» **Aim of the exercise**
Please write the listing below out again exactly, leaving every picture behind.

_____

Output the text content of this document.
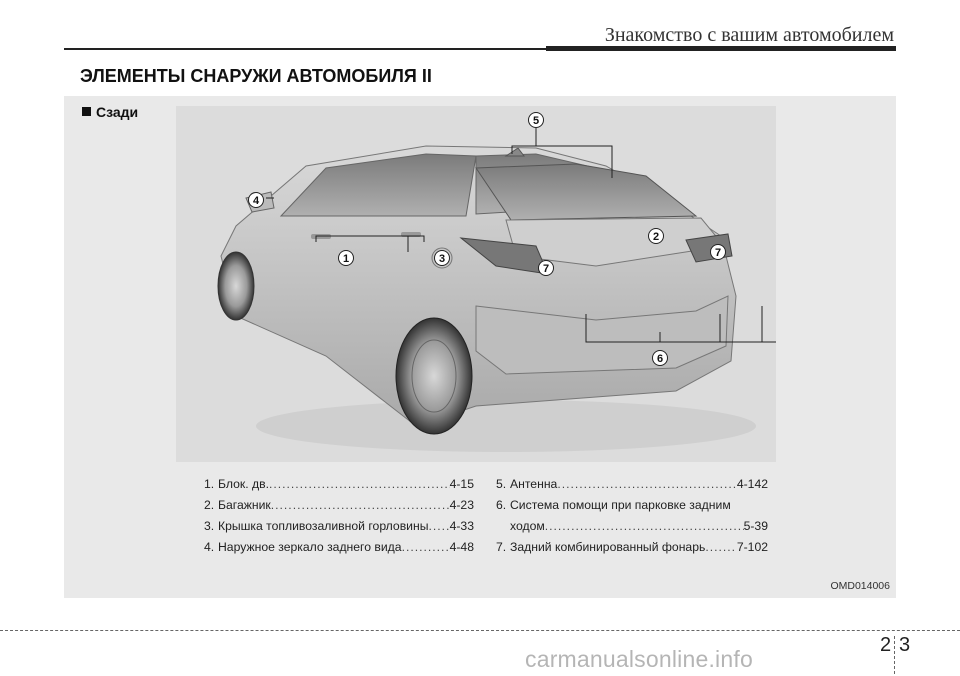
Знакомство с вашим автомобилем
ЭЛЕМЕНТЫ СНАРУЖИ АВТОМОБИЛЯ II
Сзади
1
2
3
4
5
6
7
7
1. Блок. дв. .....	4-15
2. Багажник .....	4-23
3. Крышка топливозаливной горловины ..... 4-33
4. Наружное зеркало заднего вида .....	4-48
5. Антенна .....	4-142
6. Система помощи при парковке задним
ходом .....	5-39
7. Задний комбинированный фонарь .....	7-102
OMD014006
2 3
carmanualsonline.info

_____

» **Written solution**
Output the text content of this document.
Знакомство с вашим автомобилем
ЭЛЕМЕНТЫ СНАРУЖИ АВТОМОБИЛЯ II
Сзади
1
2
3
4
5
6
7
7
1. Блок. дв. .....	4-15
2. Багажник .....	4-23
3. Крышка топливозаливной горловины ..... 4-33
4. Наружное зеркало заднего вида .....	4-48
5. Антенна .....	4-142
6. Система помощи при парковке задним
ходом .....	5-39
7. Задний комбинированный фонарь .....	7-102
OMD014006
2 3
carmanualsonline.info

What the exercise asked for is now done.